**Set task:** How many lines in the records below contain the word "élőmunka"? Answer with the number alone.

================================

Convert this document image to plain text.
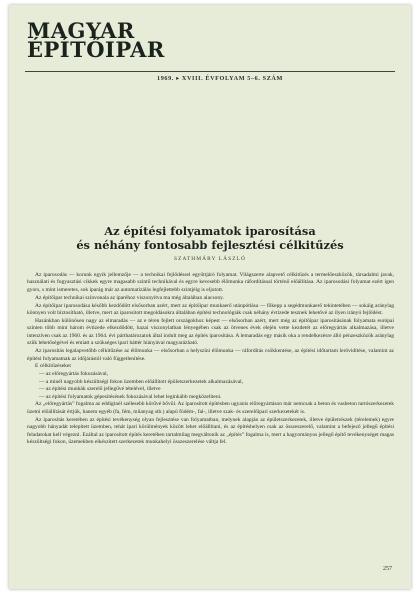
MAGYAR
ÉPÍTŐIPAR
1969. ▸ XVIII. ÉVFOLYAM 5–6. SZÁM
Az építési folyamatok iparosítása
és néhány fontosabb fejlesztési célkitűzés
SZATHMÁRY LÁSZLÓ

Az iparosodás — korunk egyik jellemzője — a technikai fejlődéssel együttjáró folyamat. Világszerte alapvető célkitűzés a termelőeszközök, társadalmi javak, használati és fogyasztási cikkek egyre magasabb szintű technikával és egyre kevesebb élőmunka ráfordítással történő előállítása. Az iparosodási folyamat ezért igen gyors, s mint ismeretes, sok iparág már az automatizálás legfejlettebb szintjéig is eljutott.

Az építőipar technikai színvonala az iparéhoz viszonyítva ma még általában alacsony.

Az építőipar iparosodása később kezdődött elsősorban azért, mert az építőipar munkaerő utánpótlása — főkepp a segédmunkaerő tekintetében — sokáig aránylag könnyen volt biztosítható, illetve, mert az iparosított megoldásokra általában építési technológiák csak néhány évtizede tesznek lehetővé az ilyen irányú fejlődést.

Hazánkban különösen nagy az elmaradás — az e téren fejlett országokhoz képest — elsősorban azért, mert még az építőipar iparosításának folyamata európai szinten több mint három évtizede elkezdődött, hazai viszonylatban lényegében csak az ötvenes évek elején vette kezdetét az előregyártás alkalmazása, illetve intenzíven csak az 1960. és az 1964. évi párthatározatok által indult meg az építés iparosítása. A lemaradás egy másik oka a rendelkezésre álló pénzeszközök aránylag szűk lehetőségével és emiatt a szükséges ipari háttér hiányával magyarázható.

Az iparosítás legalapvetőbb célkitűzése az élőmunka — elsősorban a helyszíni élőmunka — ráfordítás csökkentése, az építési időtartam lerövidítése, valamint az építési folyamatnak az időjárástól való függetlenítése.

E célkitűzéseket

— az előregyártás fokozásával,
— a minél nagyobb készültségi fokon üzemben előállított épületszerkezetek alkalmazásával,
— az építési munkák szerelő jellegűvé tételével, illetve
— az építési folyamatok gépesítésének fokozásával lehet leginkább megközelíteni.

Az „előregyártás” fogalma az eddiginél szélesebb körűvé bővül. Az iparosított építésben ugyanis előregyártáson már nemcsak a beton és vasbeton tartószerkezetek üzemi előállítását értjük, hanem egyéb (fa, fém, műanyag stb.) alapú födém-, fal-, illetve szak- és szerelőipari szerkezetekét is.

Az iparosítás keretében az építési tevékenység olyan fejlesztése van folyamatban, melynek alapján az épületszerkezetek, illetve épületrészek (térelemek) egyre nagyobb hányadát telepített üzemben, tehát ipari körülmények között lehet előállítani, és az építéshelyen csak az összeszerelő, valamint a befejező jellegű építési feladatokat kell végezni. Ezáltal az iparosított építés keretében tartalmilag megváltonik az „építés” fogalma is, mert a hagyományos jellegű építő tevékenységet magas készültségi fokon, üzemekben elkészített szerkezetek munkahelyi összeszerelése váltja fel.

257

================================

**Response:** 2